» **TASK INPUT**:
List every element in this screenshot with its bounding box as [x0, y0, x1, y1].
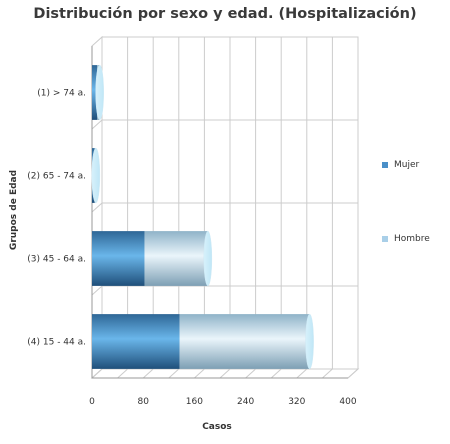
bar-end-cap: [305, 313, 314, 370]
x-floor-gridline: [117, 368, 128, 379]
bar-hombre-body: [144, 231, 208, 286]
x-tick-label: 320: [288, 397, 305, 407]
y-tick-label: (1) > 74 a.: [37, 89, 86, 99]
bar-mujer-body: [92, 231, 145, 286]
chart-title: Distribución por sexo y edad. (Hospitali…: [33, 6, 417, 22]
y-gridline-side: [91, 285, 103, 296]
x-tick-label: 400: [339, 397, 356, 407]
bar-mujer[interactable]: [92, 314, 180, 369]
y-tick-label: (2) 65 - 74 a.: [27, 172, 86, 182]
x-tick-label: 80: [137, 397, 149, 407]
y-gridline-side: [91, 119, 103, 130]
x-floor-gridline: [142, 368, 154, 379]
legend-swatch-hombre: [382, 236, 388, 242]
x-floor-gridline: [322, 368, 333, 379]
bar-mujer-body: [92, 314, 180, 369]
legend-label-mujer: Mujer: [394, 160, 420, 170]
bar-end-cap: [95, 64, 104, 121]
x-floor-gridline: [194, 368, 205, 379]
bar-mujer[interactable]: [92, 231, 145, 286]
y-axis-title: Grupos de Edad: [9, 170, 19, 250]
legend-item-mujer[interactable]: Mujer: [382, 160, 419, 170]
bar-hombre-body: [179, 314, 310, 369]
legend-swatch-mujer: [382, 162, 388, 168]
x-floor-gridline: [245, 368, 256, 379]
legend-label-hombre: Hombre: [394, 234, 430, 244]
x-floor-gridline: [270, 368, 282, 379]
x-tick-label: 160: [186, 397, 203, 407]
bar-hombre[interactable]: [179, 314, 310, 369]
legend-item-hombre[interactable]: Hombre: [382, 234, 430, 244]
x-floor-gridline: [168, 368, 180, 379]
y-gridline-side: [91, 202, 103, 213]
y-tick-label: (3) 45 - 64 a.: [27, 255, 86, 265]
x-floor-gridline: [219, 368, 231, 379]
x-floor-gridline: [347, 368, 359, 379]
bar-hombre[interactable]: [144, 231, 208, 286]
bar-mujer[interactable]: [92, 65, 98, 120]
x-axis-title: Casos: [202, 422, 232, 432]
y-tick-label: (4) 15 - 44 a.: [27, 338, 86, 348]
x-tick-label: 0: [89, 397, 95, 407]
x-floor-gridline: [296, 368, 308, 379]
bar-end-cap: [203, 230, 213, 287]
bar-end-cap: [91, 147, 101, 204]
x-tick-label: 240: [237, 397, 254, 407]
x-floor-gridline: [91, 368, 103, 379]
bar-mujer-body: [92, 65, 98, 120]
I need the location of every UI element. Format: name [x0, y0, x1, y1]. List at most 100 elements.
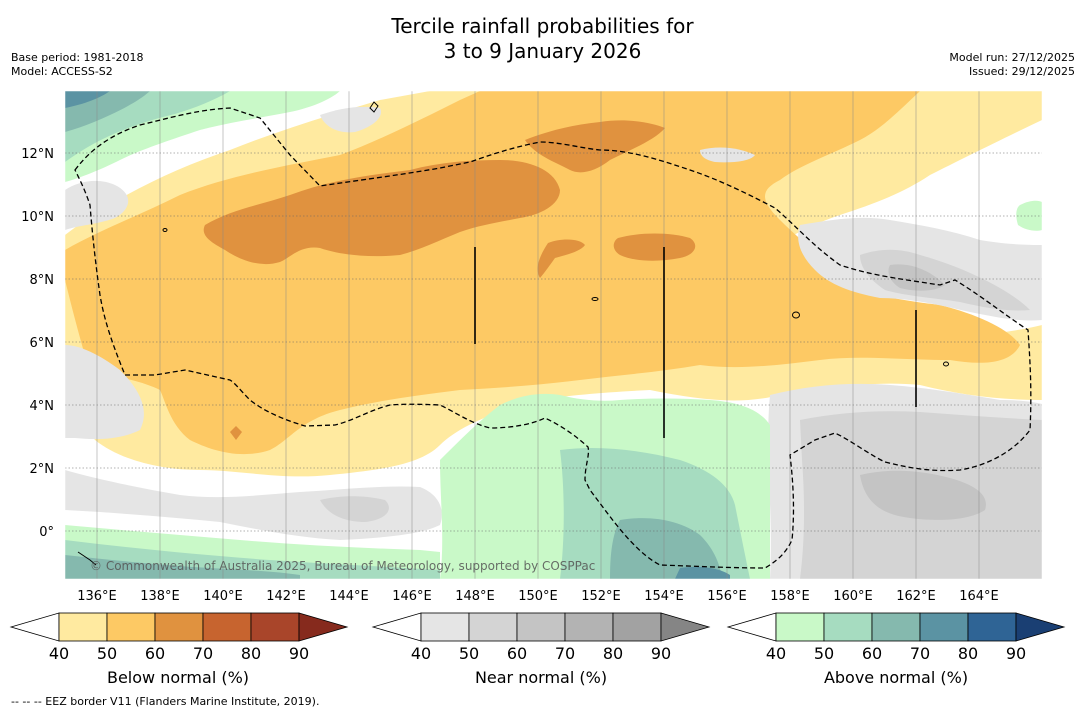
lon-label: 164°E	[959, 589, 999, 604]
lat-label: 2°N	[30, 462, 55, 477]
lon-axis: 136°E 138°E 140°E 142°E 144°E 146°E 148°…	[77, 589, 999, 604]
lon-label: 154°E	[644, 589, 684, 604]
colorbar-tick-label: 70	[193, 644, 213, 663]
colorbar-segment	[298, 612, 349, 642]
island	[792, 311, 800, 319]
colorbar-tick-label: 40	[49, 644, 69, 663]
colorbar-segment	[9, 612, 60, 642]
eez-footnote: -- -- -- EEZ border V11 (Flanders Marine…	[11, 695, 320, 708]
meta-left: Base period: 1981-2018 Model: ACCESS-S2	[11, 51, 143, 79]
near-normal-40-50-region	[65, 180, 129, 230]
lat-label: 8°N	[30, 273, 55, 288]
colorbar-above: 40 50 60 70 80 90	[726, 612, 1066, 663]
lon-label: 156°E	[707, 589, 747, 604]
island	[77, 551, 97, 566]
lon-label: 136°E	[77, 589, 117, 604]
base-period: Base period: 1981-2018	[11, 51, 144, 64]
colorbar-tick-label: 70	[910, 644, 930, 663]
near-normal-40-50-region	[65, 470, 442, 540]
lon-label: 158°E	[770, 589, 810, 604]
lon-label: 140°E	[203, 589, 243, 604]
lon-label: 148°E	[455, 589, 495, 604]
colorbar-tick-label: 50	[814, 644, 834, 663]
title-line-2: 3 to 9 January 2026	[443, 39, 642, 63]
lon-label: 152°E	[581, 589, 621, 604]
colorbars: 40 50 60 70 80 90 40 50 60 70 80 90 40 50 60 70 80 90	[9, 612, 1066, 663]
island	[369, 101, 379, 113]
lon-label: 146°E	[392, 589, 432, 604]
below-normal-60-70-region	[537, 239, 585, 278]
colorbar-tick-label: 80	[603, 644, 623, 663]
lon-label: 150°E	[518, 589, 558, 604]
above-normal-60-70-region	[610, 518, 722, 579]
below-normal-60-70-region	[230, 426, 242, 440]
lat-label: 10°N	[21, 210, 54, 225]
island	[591, 297, 599, 301]
colorbar-segment	[871, 612, 921, 642]
eez-vertical-lines	[474, 247, 917, 438]
above-normal-70-80-region	[65, 91, 110, 108]
near-normal-60-70-region	[860, 470, 986, 520]
colorbar-tick-label: 40	[411, 644, 431, 663]
map-title: Tercile rainfall probabilities for 3 to …	[0, 14, 1085, 64]
island	[943, 361, 949, 367]
title-line-1: Tercile rainfall probabilities for	[391, 14, 694, 38]
lat-axis: 12°N 10°N 8°N 6°N 4°N 2°N 0°	[21, 147, 54, 540]
colorbar-segment	[420, 612, 470, 642]
colorbar-segment	[660, 612, 711, 642]
above-normal-60-70-region	[65, 555, 300, 579]
colorbar-segment	[1015, 612, 1066, 642]
model-run: Model run: 27/12/2025	[949, 51, 1075, 64]
colorbar-segment	[564, 612, 614, 642]
colorbar-tick-label: 50	[97, 644, 117, 663]
near-normal-50-60-region	[320, 496, 389, 522]
lon-label: 160°E	[833, 589, 873, 604]
colorbar-segment	[612, 612, 662, 642]
lon-label: 142°E	[266, 589, 306, 604]
islands	[77, 101, 949, 566]
near-normal-40-50-region	[320, 106, 381, 133]
colorbar-tick-label: 60	[507, 644, 527, 663]
below-normal-60-70-region	[613, 233, 696, 261]
colorbar-segment	[967, 612, 1017, 642]
colorbar-segment	[726, 612, 777, 642]
colorbar-label-near: Near normal (%)	[474, 668, 608, 687]
colorbar-tick-label: 50	[459, 644, 479, 663]
lon-label: 144°E	[329, 589, 369, 604]
colorbar-tick-label: 70	[555, 644, 575, 663]
colorbar-segment	[919, 612, 969, 642]
colorbar-segment	[775, 612, 825, 642]
colorbar-segment	[823, 612, 873, 642]
colorbar-label-above: Above normal (%)	[823, 668, 969, 687]
island	[162, 228, 168, 232]
colorbar-tick-label: 90	[1006, 644, 1026, 663]
map-frame	[64, 90, 1043, 580]
above-normal-40-50-region	[1016, 200, 1042, 231]
near-normal-40-50-region	[700, 147, 755, 163]
below-normal-60-70-region	[525, 120, 665, 173]
colorbar-tick-label: 80	[241, 644, 261, 663]
issued-date: Issued: 29/12/2025	[968, 65, 1075, 78]
graticule-meridians	[96, 91, 980, 579]
colorbar-tick-label: 60	[145, 644, 165, 663]
lat-label: 0°	[39, 525, 54, 540]
lon-label: 162°E	[896, 589, 936, 604]
colorbar-segment	[58, 612, 108, 642]
colorbar-tick-label: 40	[766, 644, 786, 663]
lat-label: 6°N	[30, 336, 55, 351]
colorbar-tick-label: 90	[289, 644, 309, 663]
colorbar-segment	[106, 612, 156, 642]
colorbar-tick-label: 90	[651, 644, 671, 663]
near-normal-40-50-region	[65, 345, 144, 440]
below-normal-60-70-region	[203, 160, 561, 265]
eez-border	[74, 107, 1032, 569]
meta-right: Model run: 27/12/2025 Issued: 29/12/2025	[949, 51, 1075, 79]
copyright-text: © Commonwealth of Australia 2025, Bureau…	[90, 559, 595, 573]
colorbar-tick-label: 60	[862, 644, 882, 663]
lat-label: 4°N	[30, 399, 55, 414]
colorbar-tick-label: 80	[958, 644, 978, 663]
colorbar-segment	[371, 612, 422, 642]
colorbar-segment	[154, 612, 204, 642]
lat-label: 12°N	[21, 147, 54, 162]
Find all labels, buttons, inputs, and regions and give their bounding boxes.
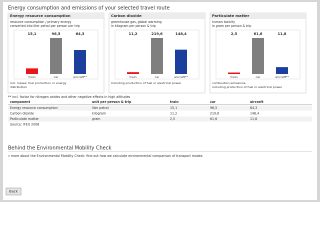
back-button-label[interactable]: Back	[9, 190, 19, 194]
value-label: 61,6	[254, 32, 263, 36]
panel-title: Carbon dioxide	[111, 14, 142, 18]
panel-header	[210, 13, 306, 19]
table-cell: 148,4	[250, 112, 259, 116]
value-label: 96,5	[52, 32, 61, 36]
panel-subtitle: greenhouse gas, global warming	[111, 20, 162, 24]
bar	[276, 67, 288, 74]
bar	[26, 68, 38, 74]
panel-subtitle: converted into liter petrol per person p…	[10, 24, 80, 28]
value-label: 2,5	[231, 32, 238, 36]
category-label: car	[256, 75, 261, 79]
table-cell: 15,1	[170, 106, 177, 110]
category-label: car	[155, 75, 160, 79]
page-title: Energy consumption and emissions of your…	[8, 6, 170, 12]
section-title: Behind the Environmental Mobility Check	[8, 146, 111, 152]
category-label: aircraft**	[73, 75, 87, 79]
panel-subtitle: in kilogram per person & trip	[111, 24, 156, 28]
bar	[252, 38, 264, 74]
table-cell: Carbon dioxide	[10, 112, 34, 116]
value-label: 148,4	[175, 32, 187, 36]
panel-header	[109, 13, 205, 19]
value-label: 219,6	[151, 32, 163, 36]
value-label: 64,3	[76, 32, 85, 36]
section-link[interactable]: » more about the Environmental Mobility …	[8, 154, 203, 158]
bar	[127, 72, 139, 74]
category-label: train	[130, 75, 137, 79]
value-label: 11,8	[278, 32, 287, 36]
table-row-bg	[8, 116, 312, 122]
table-cell: 61,6	[210, 117, 217, 121]
page: Energy consumption and emissions of your…	[0, 0, 320, 202]
table-header: car	[210, 100, 216, 104]
table-cell: 11,2	[170, 112, 177, 116]
panel-header	[8, 13, 104, 19]
bar	[74, 50, 86, 74]
category-label: train	[231, 75, 238, 79]
panel-note: combustion emissions,	[212, 81, 246, 85]
bar	[175, 49, 187, 74]
panel-subtitle: in gram per person & trip	[212, 24, 251, 28]
panel-note: including production of fuel or electric…	[212, 85, 283, 89]
panel-note: distribution	[10, 85, 27, 89]
table-cell: 11,8	[250, 117, 257, 121]
panel-title: Particulate matter	[212, 14, 249, 18]
category-label: aircraft**	[174, 75, 188, 79]
table-cell: 219,6	[210, 112, 219, 116]
category-label: train	[29, 75, 36, 79]
table-cell: Particulate matter	[10, 117, 40, 121]
panel-note: Including production of fuel or electric…	[111, 81, 182, 85]
table-cell: Energy resource consumption	[10, 106, 58, 110]
bar	[228, 72, 240, 74]
panel-note: incl. losses: fuel production or energy	[10, 81, 67, 85]
category-label: car	[54, 75, 59, 79]
table-cell: 64,3	[250, 106, 257, 110]
table-header: train	[170, 100, 179, 104]
category-label: aircraft**	[275, 75, 289, 79]
back-button[interactable]	[5, 187, 22, 196]
table-row-bg	[8, 105, 312, 111]
table-header: unit per person & trip	[92, 100, 132, 104]
value-label: 11,2	[129, 32, 138, 36]
panel-subtitle: resource consumption / primary energy	[10, 20, 71, 24]
value-label: 15,1	[28, 32, 37, 36]
table-cell: gram	[92, 117, 100, 121]
panel-title: Energy resource consumption	[10, 14, 71, 18]
table-cell: liter petrol	[92, 106, 109, 110]
panel-subtitle: human toxicity	[212, 20, 235, 24]
table-cell: 96,5	[210, 106, 217, 110]
bar	[151, 38, 163, 74]
table-cell: kilogram	[92, 112, 106, 116]
table-cell: 2,5	[170, 117, 175, 121]
table-header: aircraft	[250, 100, 264, 104]
table-header: component	[10, 100, 31, 104]
bar	[50, 38, 62, 74]
footnote: ** incl. factor for nitrogen oxides and …	[8, 95, 131, 99]
table-source: Source: IFEU 2008	[10, 123, 39, 127]
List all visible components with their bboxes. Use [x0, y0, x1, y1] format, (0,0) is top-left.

» **WHAT IS EXPECTED**: Render the entries above as a numbered list, from the line containing "190, 19, 194]" through the line containing "81, 182, 85]", and leave out any blank lines.

» **RESPONSE TO THE TASK**:
1. back-button-label[interactable]: Back	[9, 190, 19, 194]
2. value-label: 61,6	[254, 32, 263, 36]
3. panel-title: Carbon dioxide	[111, 14, 142, 18]
4. panel-header	[210, 13, 306, 19]
5. table-cell: 148,4	[250, 112, 259, 116]
6. value-label: 96,5	[52, 32, 61, 36]
7. panel-subtitle: greenhouse gas, global warming	[111, 20, 162, 24]
8. bar	[276, 67, 288, 74]
9. bar	[26, 68, 38, 74]
10. panel-subtitle: converted into liter petrol per person p…	[10, 24, 80, 28]
11. value-label: 2,5	[231, 32, 238, 36]
12. category-label: car	[256, 75, 261, 79]
13. table-cell: 15,1	[170, 106, 177, 110]
14. category-label: car	[155, 75, 160, 79]
15. page-title: Energy consumption and emissions of your…	[8, 6, 170, 12]
16. section-title: Behind the Environmental Mobility Check	[8, 146, 111, 152]
17. category-label: aircraft**	[73, 75, 87, 79]
18. panel-subtitle: in kilogram per person & trip	[111, 24, 156, 28]
19. bar	[252, 38, 264, 74]
20. table-cell: Carbon dioxide	[10, 112, 34, 116]
21. value-label: 148,4	[175, 32, 187, 36]
22. panel-header	[109, 13, 205, 19]
23. value-label: 219,6	[151, 32, 163, 36]
24. value-label: 64,3	[76, 32, 85, 36]
25. section-link[interactable]: » more about the Environmental Mobility …	[8, 154, 203, 158]
26. bar	[127, 72, 139, 74]
27. category-label: train	[130, 75, 137, 79]
28. value-label: 11,8	[278, 32, 287, 36]
29. table-row-bg	[8, 116, 312, 122]
30. table-cell: 61,6	[210, 117, 217, 121]
31. page: Energy consumption and emissions of your…	[0, 0, 320, 202]
32. table-header: car	[210, 100, 216, 104]
33. table-cell: 11,2	[170, 112, 177, 116]
34. panel-header	[8, 13, 104, 19]
35. bar	[74, 50, 86, 74]
36. category-label: train	[231, 75, 238, 79]
37. panel-note: combustion emissions,	[212, 81, 246, 85]
38. bar	[175, 49, 187, 74]
39. panel-subtitle: in gram per person & trip	[212, 24, 251, 28]
40. panel-note: including production of fuel or electric…	[212, 85, 283, 89]
41. panel-note: distribution	[10, 85, 27, 89]
42. table-cell: 11,8	[250, 117, 257, 121]
43. panel-title: Particulate matter	[212, 14, 249, 18]
44. category-label: aircraft**	[174, 75, 188, 79]
45. table-cell: 219,6	[210, 112, 219, 116]
46. category-label: train	[29, 75, 36, 79]
47. table-cell: Particulate matter	[10, 117, 40, 121]
48. panel-note: Including production of fuel or electric…	[111, 81, 182, 85]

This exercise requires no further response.